# START OF Extracted data

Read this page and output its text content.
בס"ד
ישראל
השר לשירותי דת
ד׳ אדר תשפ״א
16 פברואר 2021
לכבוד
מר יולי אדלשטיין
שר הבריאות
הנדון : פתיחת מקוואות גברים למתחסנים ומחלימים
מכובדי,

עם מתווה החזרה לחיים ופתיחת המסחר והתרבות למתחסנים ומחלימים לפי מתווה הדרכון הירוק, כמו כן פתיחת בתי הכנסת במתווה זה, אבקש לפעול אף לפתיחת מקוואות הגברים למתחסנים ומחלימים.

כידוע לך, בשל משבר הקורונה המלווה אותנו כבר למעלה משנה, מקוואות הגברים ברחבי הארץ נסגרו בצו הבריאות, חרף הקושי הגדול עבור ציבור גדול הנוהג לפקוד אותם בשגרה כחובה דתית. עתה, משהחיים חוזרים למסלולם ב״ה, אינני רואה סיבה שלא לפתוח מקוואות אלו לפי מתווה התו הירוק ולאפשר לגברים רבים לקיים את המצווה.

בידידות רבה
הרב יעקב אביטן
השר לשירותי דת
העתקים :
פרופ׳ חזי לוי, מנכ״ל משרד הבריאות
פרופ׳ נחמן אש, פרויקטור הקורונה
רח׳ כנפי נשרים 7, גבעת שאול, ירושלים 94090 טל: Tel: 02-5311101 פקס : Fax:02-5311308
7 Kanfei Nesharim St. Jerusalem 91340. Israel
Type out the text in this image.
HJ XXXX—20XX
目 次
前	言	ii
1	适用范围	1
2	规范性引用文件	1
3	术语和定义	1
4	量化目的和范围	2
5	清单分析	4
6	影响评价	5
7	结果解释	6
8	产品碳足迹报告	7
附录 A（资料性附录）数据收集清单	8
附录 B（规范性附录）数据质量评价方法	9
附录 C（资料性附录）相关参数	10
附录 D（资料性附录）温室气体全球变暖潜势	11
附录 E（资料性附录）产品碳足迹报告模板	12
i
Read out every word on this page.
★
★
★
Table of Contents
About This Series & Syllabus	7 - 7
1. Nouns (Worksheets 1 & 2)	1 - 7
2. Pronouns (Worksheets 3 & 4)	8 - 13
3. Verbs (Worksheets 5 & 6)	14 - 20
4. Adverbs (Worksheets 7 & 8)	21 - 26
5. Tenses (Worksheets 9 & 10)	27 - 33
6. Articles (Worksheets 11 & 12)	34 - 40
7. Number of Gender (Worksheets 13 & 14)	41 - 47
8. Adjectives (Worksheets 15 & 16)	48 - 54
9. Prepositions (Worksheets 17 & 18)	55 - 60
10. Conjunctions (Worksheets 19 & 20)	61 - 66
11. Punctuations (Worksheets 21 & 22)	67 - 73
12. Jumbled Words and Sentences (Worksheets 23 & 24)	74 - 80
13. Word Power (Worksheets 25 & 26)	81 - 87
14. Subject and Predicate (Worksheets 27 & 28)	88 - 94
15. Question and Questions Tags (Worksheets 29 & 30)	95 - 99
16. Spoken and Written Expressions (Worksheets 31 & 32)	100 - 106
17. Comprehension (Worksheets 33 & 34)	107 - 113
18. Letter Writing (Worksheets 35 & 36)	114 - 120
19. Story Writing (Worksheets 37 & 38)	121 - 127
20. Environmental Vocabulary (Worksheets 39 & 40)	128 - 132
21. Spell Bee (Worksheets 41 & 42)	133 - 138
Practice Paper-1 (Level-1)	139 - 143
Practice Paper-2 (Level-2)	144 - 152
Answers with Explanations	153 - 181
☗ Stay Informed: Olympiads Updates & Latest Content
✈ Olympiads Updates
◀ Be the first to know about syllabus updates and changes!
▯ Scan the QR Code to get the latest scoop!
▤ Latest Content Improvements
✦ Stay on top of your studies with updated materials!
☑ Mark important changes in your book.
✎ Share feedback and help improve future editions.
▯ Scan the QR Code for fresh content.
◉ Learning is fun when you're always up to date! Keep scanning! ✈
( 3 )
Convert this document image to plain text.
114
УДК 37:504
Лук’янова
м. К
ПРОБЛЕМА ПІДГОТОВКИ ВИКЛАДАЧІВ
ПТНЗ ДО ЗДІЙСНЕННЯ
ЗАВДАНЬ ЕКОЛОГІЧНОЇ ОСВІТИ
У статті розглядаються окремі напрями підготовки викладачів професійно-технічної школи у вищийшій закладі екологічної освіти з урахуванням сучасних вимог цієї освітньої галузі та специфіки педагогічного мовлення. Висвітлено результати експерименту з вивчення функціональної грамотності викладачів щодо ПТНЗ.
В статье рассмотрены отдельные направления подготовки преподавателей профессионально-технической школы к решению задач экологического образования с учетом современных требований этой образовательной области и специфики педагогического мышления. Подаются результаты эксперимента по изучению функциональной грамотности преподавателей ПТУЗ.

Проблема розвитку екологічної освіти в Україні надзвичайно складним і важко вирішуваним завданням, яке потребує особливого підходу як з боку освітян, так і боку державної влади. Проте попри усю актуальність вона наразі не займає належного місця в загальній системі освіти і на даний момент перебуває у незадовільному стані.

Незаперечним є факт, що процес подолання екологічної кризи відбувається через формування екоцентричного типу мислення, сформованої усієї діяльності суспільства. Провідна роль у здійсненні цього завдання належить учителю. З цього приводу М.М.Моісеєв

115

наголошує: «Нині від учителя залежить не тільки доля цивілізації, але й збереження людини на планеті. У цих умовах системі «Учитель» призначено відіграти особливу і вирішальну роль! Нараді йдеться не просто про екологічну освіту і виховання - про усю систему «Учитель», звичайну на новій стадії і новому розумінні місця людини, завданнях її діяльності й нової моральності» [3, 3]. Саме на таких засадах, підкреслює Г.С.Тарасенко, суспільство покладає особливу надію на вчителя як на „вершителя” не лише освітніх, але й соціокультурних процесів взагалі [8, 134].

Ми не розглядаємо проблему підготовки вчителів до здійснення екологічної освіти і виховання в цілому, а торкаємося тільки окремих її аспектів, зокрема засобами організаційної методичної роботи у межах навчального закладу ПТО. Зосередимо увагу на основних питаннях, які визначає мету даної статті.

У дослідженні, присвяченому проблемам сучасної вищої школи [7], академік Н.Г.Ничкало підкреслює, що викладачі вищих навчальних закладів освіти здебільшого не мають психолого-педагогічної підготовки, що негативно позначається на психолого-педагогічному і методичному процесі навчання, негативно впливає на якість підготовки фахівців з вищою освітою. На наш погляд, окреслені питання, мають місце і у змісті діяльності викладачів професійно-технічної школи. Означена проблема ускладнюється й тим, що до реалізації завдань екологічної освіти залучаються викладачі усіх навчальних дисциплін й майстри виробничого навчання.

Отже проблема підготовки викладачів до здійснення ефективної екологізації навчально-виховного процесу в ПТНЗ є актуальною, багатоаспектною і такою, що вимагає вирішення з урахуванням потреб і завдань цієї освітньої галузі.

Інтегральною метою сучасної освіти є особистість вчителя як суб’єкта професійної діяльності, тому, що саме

# END OF Extracted data

Your objective>
Your task is to repeat the data exactly, with nothing left out.

Problem solution>
Read this page and output its text content.
בס"ד
ישראל
השר לשירותי דת
ד׳ אדר תשפ״א
16 פברואר 2021
לכבוד
מר יולי אדלשטיין
שר הבריאות
הנדון : פתיחת מקוואות גברים למתחסנים ומחלימים
מכובדי,

עם מתווה החזרה לחיים ופתיחת המסחר והתרבות למתחסנים ומחלימים לפי מתווה הדרכון הירוק, כמו כן פתיחת בתי הכנסת במתווה זה, אבקש לפעול אף לפתיחת מקוואות הגברים למתחסנים ומחלימים.

כידוע לך, בשל משבר הקורונה המלווה אותנו כבר למעלה משנה, מקוואות הגברים ברחבי הארץ נסגרו בצו הבריאות, חרף הקושי הגדול עבור ציבור גדול הנוהג לפקוד אותם בשגרה כחובה דתית. עתה, משהחיים חוזרים למסלולם ב״ה, אינני רואה סיבה שלא לפתוח מקוואות אלו לפי מתווה התו הירוק ולאפשר לגברים רבים לקיים את המצווה.

בידידות רבה
הרב יעקב אביטן
השר לשירותי דת
העתקים :
פרופ׳ חזי לוי, מנכ״ל משרד הבריאות
פרופ׳ נחמן אש, פרויקטור הקורונה
רח׳ כנפי נשרים 7, גבעת שאול, ירושלים 94090 טל: Tel: 02-5311101 פקס : Fax:02-5311308
7 Kanfei Nesharim St. Jerusalem 91340. Israel
Type out the text in this image.
HJ XXXX—20XX
目 次
前	言	ii
1	适用范围	1
2	规范性引用文件	1
3	术语和定义	1
4	量化目的和范围	2
5	清单分析	4
6	影响评价	5
7	结果解释	6
8	产品碳足迹报告	7
附录 A（资料性附录）数据收集清单	8
附录 B（规范性附录）数据质量评价方法	9
附录 C（资料性附录）相关参数	10
附录 D（资料性附录）温室气体全球变暖潜势	11
附录 E（资料性附录）产品碳足迹报告模板	12
i
Read out every word on this page.
★
★
★
Table of Contents
About This Series & Syllabus	7 - 7
1. Nouns (Worksheets 1 & 2)	1 - 7
2. Pronouns (Worksheets 3 & 4)	8 - 13
3. Verbs (Worksheets 5 & 6)	14 - 20
4. Adverbs (Worksheets 7 & 8)	21 - 26
5. Tenses (Worksheets 9 & 10)	27 - 33
6. Articles (Worksheets 11 & 12)	34 - 40
7. Number of Gender (Worksheets 13 & 14)	41 - 47
8. Adjectives (Worksheets 15 & 16)	48 - 54
9. Prepositions (Worksheets 17 & 18)	55 - 60
10. Conjunctions (Worksheets 19 & 20)	61 - 66
11. Punctuations (Worksheets 21 & 22)	67 - 73
12. Jumbled Words and Sentences (Worksheets 23 & 24)	74 - 80
13. Word Power (Worksheets 25 & 26)	81 - 87
14. Subject and Predicate (Worksheets 27 & 28)	88 - 94
15. Question and Questions Tags (Worksheets 29 & 30)	95 - 99
16. Spoken and Written Expressions (Worksheets 31 & 32)	100 - 106
17. Comprehension (Worksheets 33 & 34)	107 - 113
18. Letter Writing (Worksheets 35 & 36)	114 - 120
19. Story Writing (Worksheets 37 & 38)	121 - 127
20. Environmental Vocabulary (Worksheets 39 & 40)	128 - 132
21. Spell Bee (Worksheets 41 & 42)	133 - 138
Practice Paper-1 (Level-1)	139 - 143
Practice Paper-2 (Level-2)	144 - 152
Answers with Explanations	153 - 181
☗ Stay Informed: Olympiads Updates & Latest Content
✈ Olympiads Updates
◀ Be the first to know about syllabus updates and changes!
▯ Scan the QR Code to get the latest scoop!
▤ Latest Content Improvements
✦ Stay on top of your studies with updated materials!
☑ Mark important changes in your book.
✎ Share feedback and help improve future editions.
▯ Scan the QR Code for fresh content.
◉ Learning is fun when you're always up to date! Keep scanning! ✈
( 3 )
Convert this document image to plain text.
114
УДК 37:504
Лук’янова
м. К
ПРОБЛЕМА ПІДГОТОВКИ ВИКЛАДАЧІВ
ПТНЗ ДО ЗДІЙСНЕННЯ
ЗАВДАНЬ ЕКОЛОГІЧНОЇ ОСВІТИ
У статті розглядаються окремі напрями підготовки викладачів професійно-технічної школи у вищийшій закладі екологічної освіти з урахуванням сучасних вимог цієї освітньої галузі та специфіки педагогічного мовлення. Висвітлено результати експерименту з вивчення функціональної грамотності викладачів щодо ПТНЗ.
В статье рассмотрены отдельные направления подготовки преподавателей профессионально-технической школы к решению задач экологического образования с учетом современных требований этой образовательной области и специфики педагогического мышления. Подаются результаты эксперимента по изучению функциональной грамотности преподавателей ПТУЗ.

Проблема розвитку екологічної освіти в Україні надзвичайно складним і важко вирішуваним завданням, яке потребує особливого підходу як з боку освітян, так і боку державної влади. Проте попри усю актуальність вона наразі не займає належного місця в загальній системі освіти і на даний момент перебуває у незадовільному стані.

Незаперечним є факт, що процес подолання екологічної кризи відбувається через формування екоцентричного типу мислення, сформованої усієї діяльності суспільства. Провідна роль у здійсненні цього завдання належить учителю. З цього приводу М.М.Моісеєв

115

наголошує: «Нині від учителя залежить не тільки доля цивілізації, але й збереження людини на планеті. У цих умовах системі «Учитель» призначено відіграти особливу і вирішальну роль! Нараді йдеться не просто про екологічну освіту і виховання - про усю систему «Учитель», звичайну на новій стадії і новому розумінні місця людини, завданнях її діяльності й нової моральності» [3, 3]. Саме на таких засадах, підкреслює Г.С.Тарасенко, суспільство покладає особливу надію на вчителя як на „вершителя” не лише освітніх, але й соціокультурних процесів взагалі [8, 134].

Ми не розглядаємо проблему підготовки вчителів до здійснення екологічної освіти і виховання в цілому, а торкаємося тільки окремих її аспектів, зокрема засобами організаційної методичної роботи у межах навчального закладу ПТО. Зосередимо увагу на основних питаннях, які визначає мету даної статті.

У дослідженні, присвяченому проблемам сучасної вищої школи [7], академік Н.Г.Ничкало підкреслює, що викладачі вищих навчальних закладів освіти здебільшого не мають психолого-педагогічної підготовки, що негативно позначається на психолого-педагогічному і методичному процесі навчання, негативно впливає на якість підготовки фахівців з вищою освітою. На наш погляд, окреслені питання, мають місце і у змісті діяльності викладачів професійно-технічної школи. Означена проблема ускладнюється й тим, що до реалізації завдань екологічної освіти залучаються викладачі усіх навчальних дисциплін й майстри виробничого навчання.

Отже проблема підготовки викладачів до здійснення ефективної екологізації навчально-виховного процесу в ПТНЗ є актуальною, багатоаспектною і такою, що вимагає вирішення з урахуванням потреб і завдань цієї освітньої галузі.

Інтегральною метою сучасної освіти є особистість вчителя як суб’єкта професійної діяльності, тому, що саме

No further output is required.